[Dataset rows]
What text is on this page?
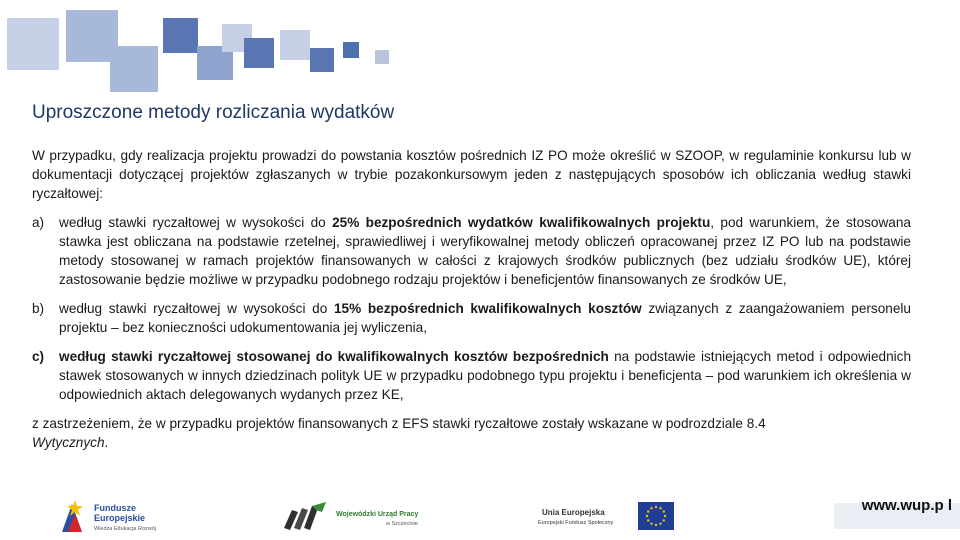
Uproszczone metody rozliczania wydatków

W przypadku, gdy realizacja projektu prowadzi do powstania kosztów pośrednich IZ PO może określić w SZOOP, w regulaminie konkursu lub w dokumentacji dotyczącej projektów zgłaszanych w trybie pozakonkursowym jeden z następujących sposobów ich obliczania według stawki ryczałtowej:

a)	według stawki ryczałtowej w wysokości do 25% bezpośrednich wydatków kwalifikowalnych projektu, pod warunkiem, że stosowana stawka jest obliczana na podstawie rzetelnej, sprawiedliwej i weryfikowalnej metody obliczeń opracowanej przez IZ PO lub na podstawie metody stosowanej w ramach projektów finansowanych w całości z krajowych środków publicznych (bez udziału środków UE), której zastosowanie będzie możliwe w przypadku podobnego rodzaju projektów i beneficjentów finansowanych ze środków UE,
b)	według stawki ryczałtowej w wysokości do 15% bezpośrednich kwalifikowalnych kosztów związanych z zaangażowaniem personelu projektu – bez konieczności udokumentowania jej wyliczenia,
c)	według stawki ryczałtowej stosowanej do kwalifikowalnych kosztów bezpośrednich na podstawie istniejących metod i odpowiednich stawek stosowanych w innych dziedzinach polityk UE w przypadku podobnego typu projektu i beneficjenta – pod warunkiem ich określenia w odpowiednich aktach delegowanych wydanych przez KE,

z zastrzeżeniem, że w przypadku projektów finansowanych z EFS stawki ryczałtowe zostały wskazane w podrozdziale 8.4
Wytycznych.

Fundusze
Europejskie
Wiedza Edukacja Rozwój
Wojewódzki Urząd Pracy
w Szczecinie
Unia Europejska
Europejski Fundusz Społeczny
www.wup.p l
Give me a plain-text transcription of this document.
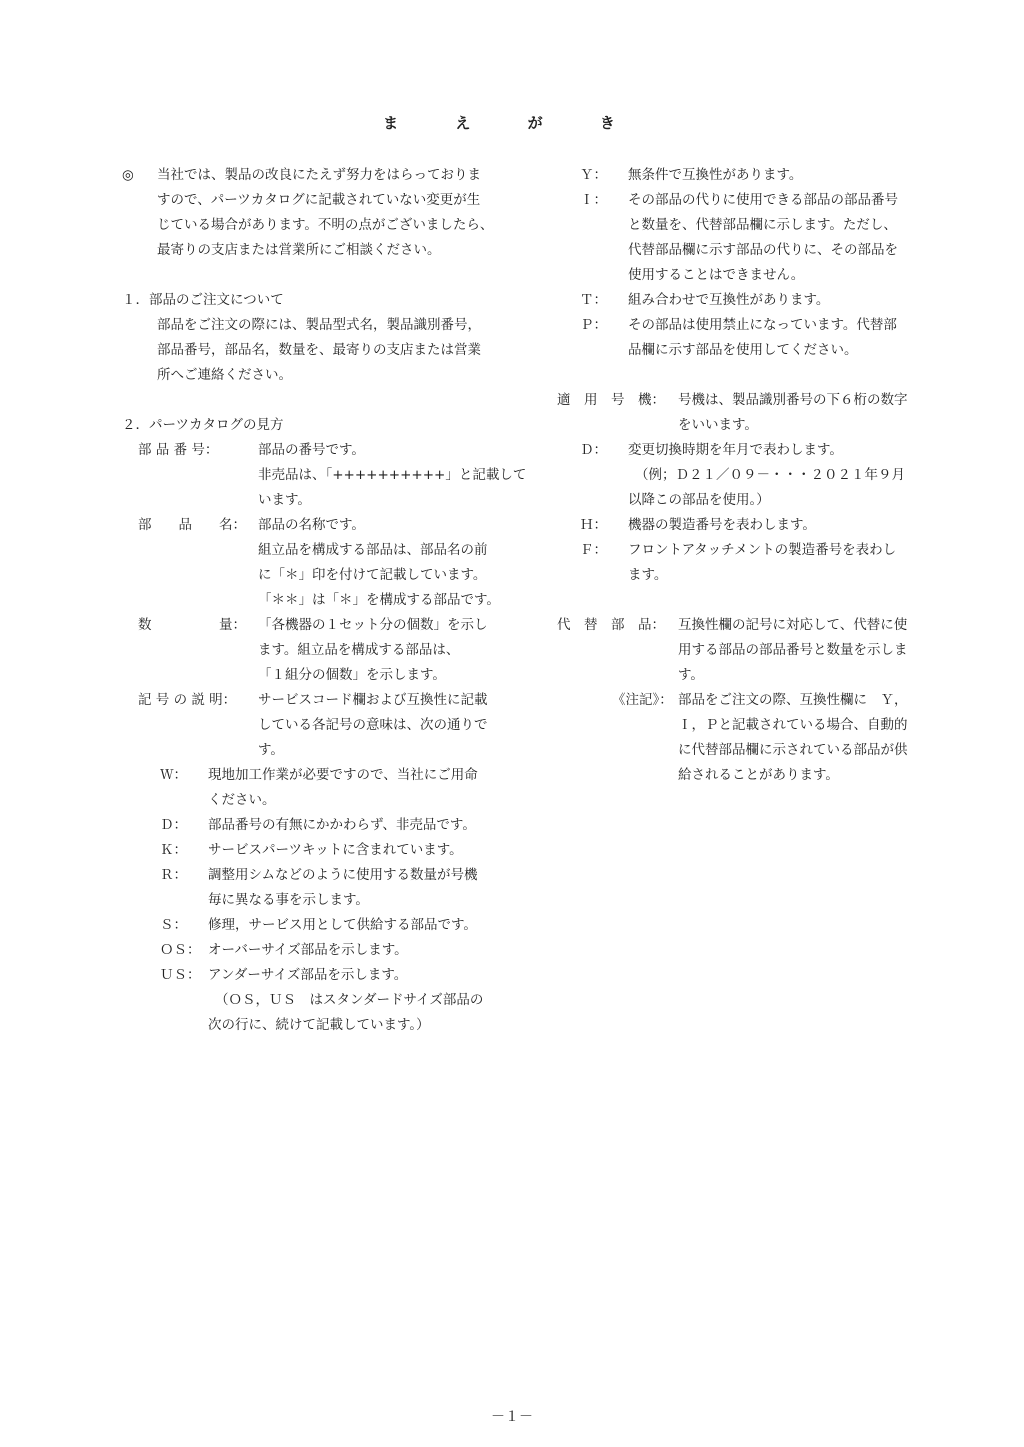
ま え が き
◎ 当社では、製品の改良にたえず努力をはらっておりま
すので、パーツカタログに記載されていない変更が生
じている場合があります。不明の点がございましたら、
最寄りの支店または営業所にご相談ください。
１．部品のご注文について
部品をご注文の際には、製品型式名，製品識別番号，
部品番号，部品名，数量を、最寄りの支店または営業
所へご連絡ください。
２．パーツカタログの見方
部 品 番 号：	部品の番号です。
非売品は、「++++++++++」と記載して
います。
部　　品　　名： 部品の名称です。
組立品を構成する部品は、部品名の前
に「＊」印を付けて記載しています。
「＊＊」は「＊」を構成する部品です。
数　　　　　量： 「各機器の１セット分の個数」を示し
ます。組立品を構成する部品は、
「１組分の個数」を示します。
記 号 の 説 明： サービスコード欄および互換性に記載
している各記号の意味は、次の通りで
す。
Ｗ： 現地加工作業が必要ですので、当社にご用命
ください。
Ｄ： 部品番号の有無にかかわらず、非売品です。
Ｋ： サービスパーツキットに含まれています。
Ｒ： 調整用シムなどのように使用する数量が号機
毎に異なる事を示します。
Ｓ： 修理，サービス用として供給する部品です。
ＯＳ： オーバーサイズ部品を示します。
ＵＳ： アンダーサイズ部品を示します。
（ＯＳ，ＵＳ　はスタンダードサイズ部品の
次の行に、続けて記載しています。）
Ｙ： 無条件で互換性があります。
Ｉ： その部品の代りに使用できる部品の部品番号
と数量を、代替部品欄に示します。ただし、
代替部品欄に示す部品の代りに、その部品を
使用することはできません。
Ｔ： 組み合わせで互換性があります。
Ｐ： その部品は使用禁止になっています。代替部
品欄に示す部品を使用してください。
適　用　号　機： 号機は、製品識別番号の下６桁の数字
をいいます。
Ｄ： 変更切換時期を年月で表わします。
（例；Ｄ２１／０９－・・・２０２１年９月
以降この部品を使用。）
Ｈ： 機器の製造番号を表わします。
Ｆ： フロントアタッチメントの製造番号を表わし
ます。
代　替　部　品： 互換性欄の記号に対応して、代替に使
用する部品の部品番号と数量を示しま
す。
《注記》： 部品をご注文の際、互換性欄に　Ｙ，
Ｉ，Ｐと記載されている場合、自動的
に代替部品欄に示されている部品が供
給されることがあります。
－１－
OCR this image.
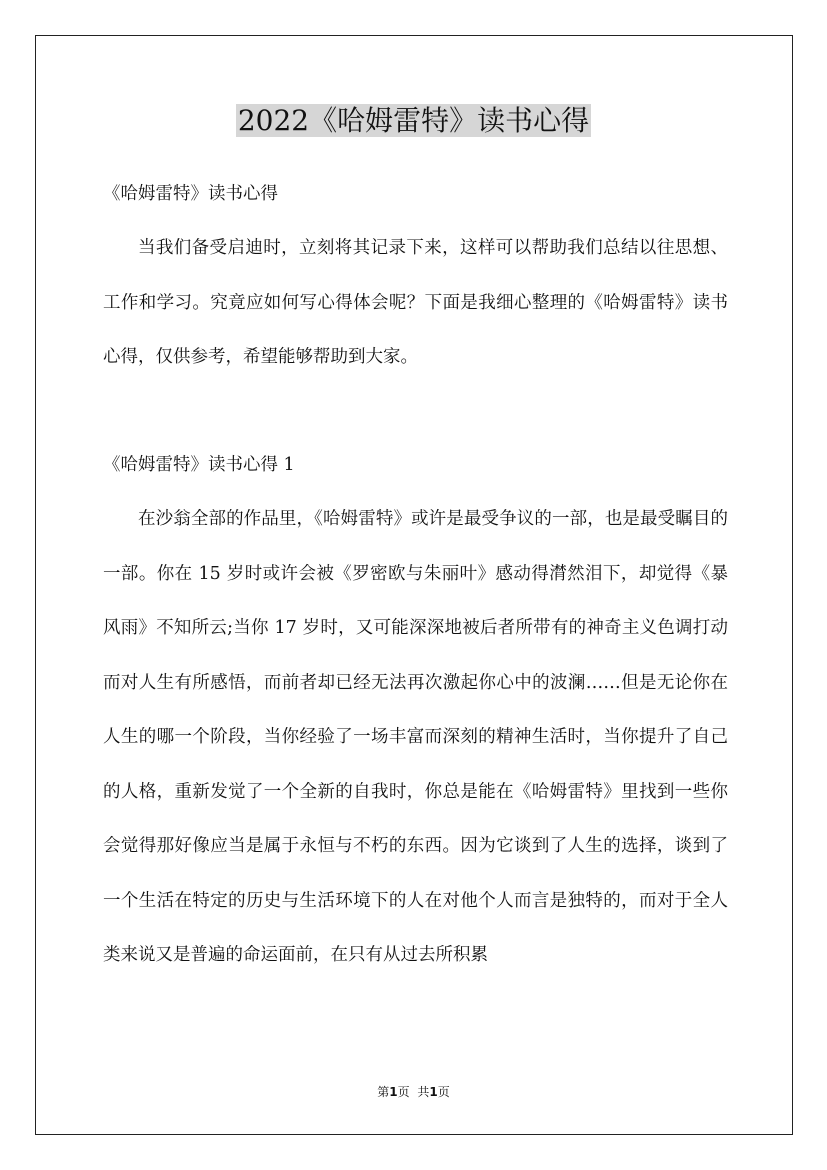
2022《哈姆雷特》读书心得

《哈姆雷特》读书心得

当我们备受启迪时，立刻将其记录下来，这样可以帮助我们总结以往思想、工作和学习。究竟应如何写心得体会呢？下面是我细心整理的《哈姆雷特》读书心得，仅供参考，希望能够帮助到大家。

《哈姆雷特》读书心得 1

在沙翁全部的作品里，《哈姆雷特》或许是最受争议的一部，也是最受瞩目的一部。你在 15 岁时或许会被《罗密欧与朱丽叶》感动得潸然泪下，却觉得《暴风雨》不知所云;当你 17 岁时，又可能深深地被后者所带有的神奇主义色调打动而对人生有所感悟，而前者却已经无法再次激起你心中的波澜……但是无论你在人生的哪一个阶段，当你经验了一场丰富而深刻的精神生活时，当你提升了自己的人格，重新发觉了一个全新的自我时，你总是能在《哈姆雷特》里找到一些你会觉得那好像应当是属于永恒与不朽的东西。因为它谈到了人生的选择，谈到了一个生活在特定的历史与生活环境下的人在对他个人而言是独特的，而对于全人类来说又是普遍的命运面前，在只有从过去所积累

第1页 共1页
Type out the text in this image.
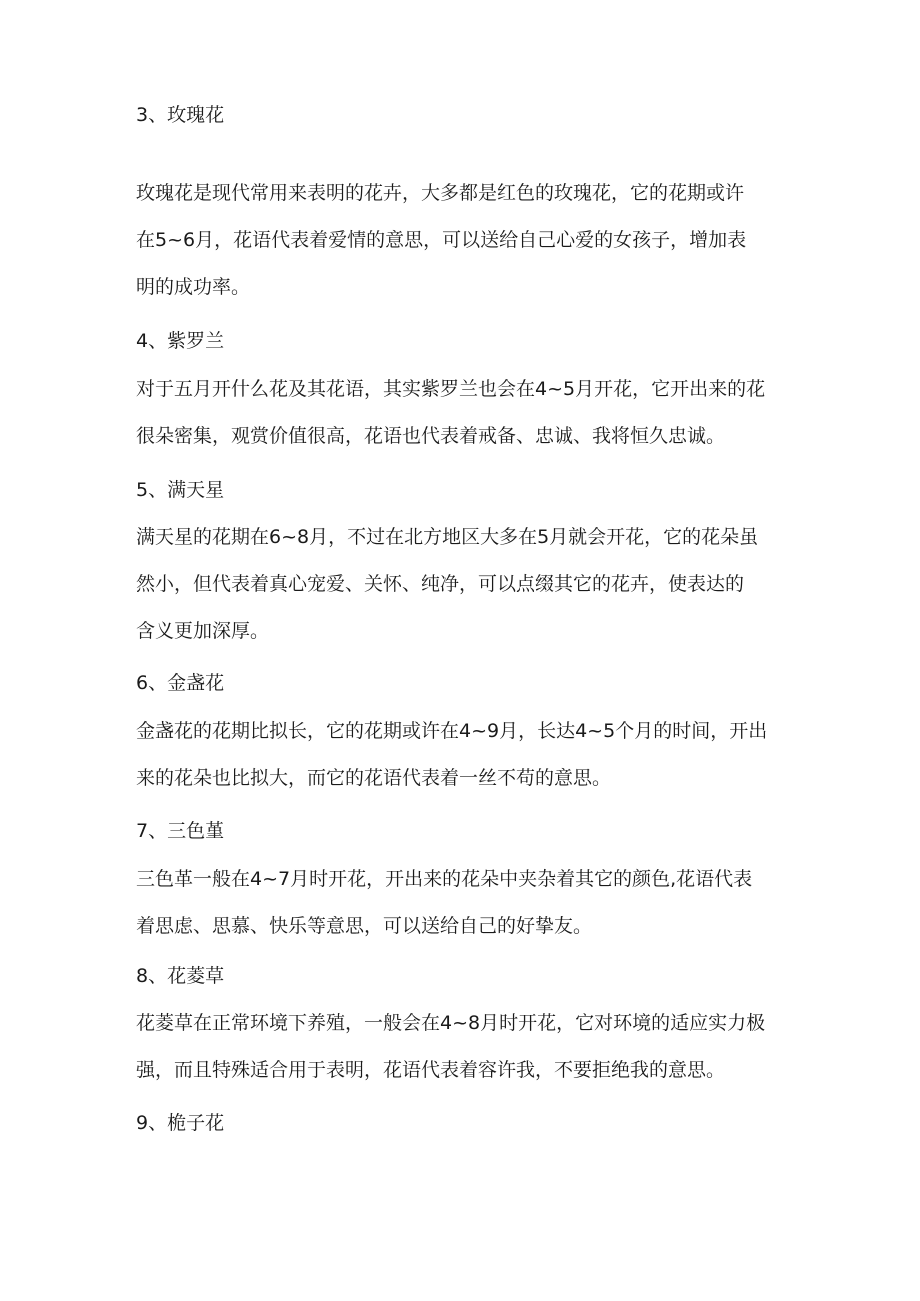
3、玫瑰花
玫瑰花是现代常用来表明的花卉，大多都是红色的玫瑰花，它的花期或许
在5~6月，花语代表着爱情的意思，可以送给自己心爱的女孩子，增加表
明的成功率。
4、紫罗兰
对于五月开什么花及其花语，其实紫罗兰也会在4~5月开花，它开出来的花
很朵密集，观赏价值很高，花语也代表着戒备、忠诚、我将恒久忠诚。
5、满天星
满天星的花期在6~8月，不过在北方地区大多在5月就会开花，它的花朵虽
然小，但代表着真心宠爱、关怀、纯净，可以点缀其它的花卉，使表达的
含义更加深厚。
6、金盏花
金盏花的花期比拟长，它的花期或许在4~9月，长达4~5个月的时间，开出
来的花朵也比拟大，而它的花语代表着一丝不苟的意思。
7、三色堇
三色革一般在4~7月时开花，开出来的花朵中夹杂着其它的颜色,花语代表
着思虑、思慕、快乐等意思，可以送给自己的好挚友。
8、花菱草
花菱草在正常环境下养殖，一般会在4~8月时开花，它对环境的适应实力极
强，而且特殊适合用于表明，花语代表着容许我，不要拒绝我的意思。
9、桅子花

◆ WHAT TO WORK ON:
Collect the lines that hold "image".

◆ THE RESULT:
OCR this image.
Type out the text in this image.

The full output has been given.